#### Entries supplied
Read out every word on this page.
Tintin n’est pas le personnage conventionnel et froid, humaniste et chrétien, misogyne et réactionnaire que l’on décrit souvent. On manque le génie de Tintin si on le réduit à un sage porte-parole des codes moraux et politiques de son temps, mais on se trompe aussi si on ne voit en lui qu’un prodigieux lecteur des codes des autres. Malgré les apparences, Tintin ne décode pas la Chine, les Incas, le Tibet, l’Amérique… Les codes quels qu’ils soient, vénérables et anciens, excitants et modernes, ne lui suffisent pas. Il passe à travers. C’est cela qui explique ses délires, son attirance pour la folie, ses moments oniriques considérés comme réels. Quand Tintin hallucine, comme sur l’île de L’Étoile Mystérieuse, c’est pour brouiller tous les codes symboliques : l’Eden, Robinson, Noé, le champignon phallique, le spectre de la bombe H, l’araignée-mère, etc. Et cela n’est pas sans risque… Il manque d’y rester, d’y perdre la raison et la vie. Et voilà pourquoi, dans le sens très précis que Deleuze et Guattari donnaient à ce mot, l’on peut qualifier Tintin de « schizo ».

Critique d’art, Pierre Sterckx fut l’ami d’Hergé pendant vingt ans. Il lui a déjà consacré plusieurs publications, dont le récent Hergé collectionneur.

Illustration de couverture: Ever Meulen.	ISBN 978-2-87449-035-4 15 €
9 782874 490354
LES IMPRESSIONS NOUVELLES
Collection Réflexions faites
* * *
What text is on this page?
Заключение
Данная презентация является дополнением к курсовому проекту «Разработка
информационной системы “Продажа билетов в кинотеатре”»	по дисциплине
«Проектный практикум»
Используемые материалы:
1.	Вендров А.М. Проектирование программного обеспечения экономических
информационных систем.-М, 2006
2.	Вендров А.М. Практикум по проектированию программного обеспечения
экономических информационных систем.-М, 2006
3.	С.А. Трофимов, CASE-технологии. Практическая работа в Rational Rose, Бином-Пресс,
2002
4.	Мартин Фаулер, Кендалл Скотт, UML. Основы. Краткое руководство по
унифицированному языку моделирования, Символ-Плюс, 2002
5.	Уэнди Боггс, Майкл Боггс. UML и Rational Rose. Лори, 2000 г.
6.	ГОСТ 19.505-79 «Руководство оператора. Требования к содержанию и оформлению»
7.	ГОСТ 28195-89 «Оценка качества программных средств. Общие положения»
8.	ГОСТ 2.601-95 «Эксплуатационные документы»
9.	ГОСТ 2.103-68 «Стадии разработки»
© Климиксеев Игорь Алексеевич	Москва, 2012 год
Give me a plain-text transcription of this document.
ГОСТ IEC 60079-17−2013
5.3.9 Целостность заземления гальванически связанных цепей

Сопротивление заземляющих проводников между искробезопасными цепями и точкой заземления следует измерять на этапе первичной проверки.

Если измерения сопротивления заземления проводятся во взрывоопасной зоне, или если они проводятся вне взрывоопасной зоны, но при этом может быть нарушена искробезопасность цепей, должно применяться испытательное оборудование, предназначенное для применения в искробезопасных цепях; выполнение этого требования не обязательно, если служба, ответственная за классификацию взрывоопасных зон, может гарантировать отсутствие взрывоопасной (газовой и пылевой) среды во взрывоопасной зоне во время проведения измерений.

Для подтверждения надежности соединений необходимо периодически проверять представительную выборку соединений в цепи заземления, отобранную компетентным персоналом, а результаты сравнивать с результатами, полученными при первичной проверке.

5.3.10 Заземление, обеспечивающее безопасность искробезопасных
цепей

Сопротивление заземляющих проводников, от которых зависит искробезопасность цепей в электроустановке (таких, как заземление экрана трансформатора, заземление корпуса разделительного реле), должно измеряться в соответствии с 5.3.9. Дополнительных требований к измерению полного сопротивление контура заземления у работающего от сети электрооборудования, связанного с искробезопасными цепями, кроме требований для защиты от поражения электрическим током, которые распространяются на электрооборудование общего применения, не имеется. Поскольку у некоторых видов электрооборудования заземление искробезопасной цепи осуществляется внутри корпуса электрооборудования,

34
--
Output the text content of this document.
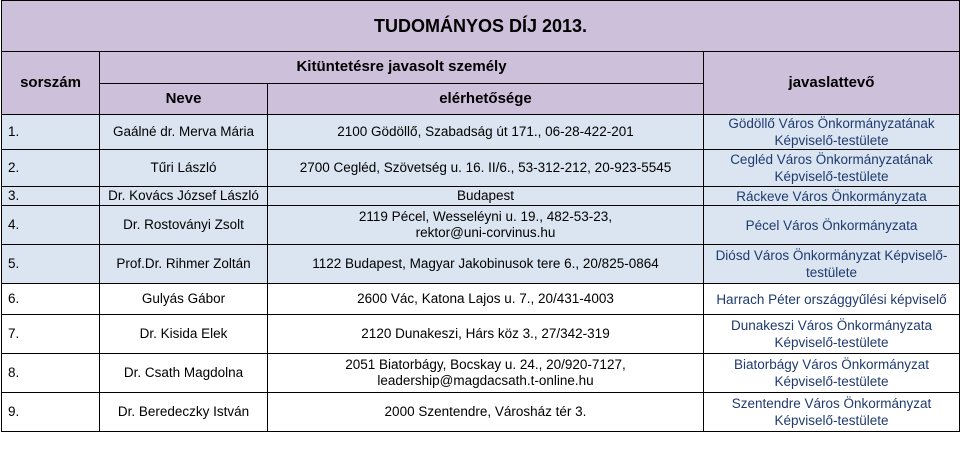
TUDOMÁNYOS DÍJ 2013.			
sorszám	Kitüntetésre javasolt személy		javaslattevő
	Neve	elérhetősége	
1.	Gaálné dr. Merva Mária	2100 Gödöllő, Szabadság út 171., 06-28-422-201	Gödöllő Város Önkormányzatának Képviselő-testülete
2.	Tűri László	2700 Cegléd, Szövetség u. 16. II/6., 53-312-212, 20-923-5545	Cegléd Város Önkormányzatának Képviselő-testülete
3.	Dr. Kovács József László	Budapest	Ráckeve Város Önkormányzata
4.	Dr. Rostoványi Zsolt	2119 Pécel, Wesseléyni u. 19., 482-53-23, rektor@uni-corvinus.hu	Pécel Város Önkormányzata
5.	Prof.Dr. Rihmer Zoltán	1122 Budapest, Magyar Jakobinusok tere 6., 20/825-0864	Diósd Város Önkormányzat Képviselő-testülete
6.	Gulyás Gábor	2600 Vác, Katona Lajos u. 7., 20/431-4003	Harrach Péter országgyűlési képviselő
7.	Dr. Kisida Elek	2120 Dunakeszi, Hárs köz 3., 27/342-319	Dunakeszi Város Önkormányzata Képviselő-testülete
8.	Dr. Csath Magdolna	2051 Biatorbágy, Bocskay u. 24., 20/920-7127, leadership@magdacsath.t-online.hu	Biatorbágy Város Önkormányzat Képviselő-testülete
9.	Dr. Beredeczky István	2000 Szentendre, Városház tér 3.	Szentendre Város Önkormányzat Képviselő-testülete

#### Set problem
Check each line of the entries for the string "цепей". Copy the lines that have it.

#### Written reply
5.3.9 Целостность заземления гальванически связанных цепей
Если измерения сопротивления заземления проводятся во взрывоопасной зоне, или если они проводятся вне взрывоопасной зоны, но при этом может быть нарушена искробезопасность цепей, должно применяться испытательное оборудование, предназначенное для применения в искробезопасных цепях; выполнение этого требования не обязательно, если служба, ответственная за классификацию взрывоопасных зон, может гарантировать отсутствие взрывоопасной (газовой и пылевой) среды во взрывоопасной зоне во время проведения измерений.
цепей
Сопротивление заземляющих проводников, от которых зависит искробезопасность цепей в электроустановке (таких, как заземление экрана трансформатора, заземление корпуса разделительного реле), должно измеряться в соответствии с 5.3.9. Дополнительных требований к измерению полного сопротивление контура заземления у работающего от сети электрооборудования, связанного с искробезопасными цепями, кроме требований для защиты от поражения электрическим током, которые распространяются на электрооборудование общего применения, не имеется. Поскольку у некоторых видов электрооборудования заземление искробезопасной цепи осуществляется внутри корпуса электрооборудования,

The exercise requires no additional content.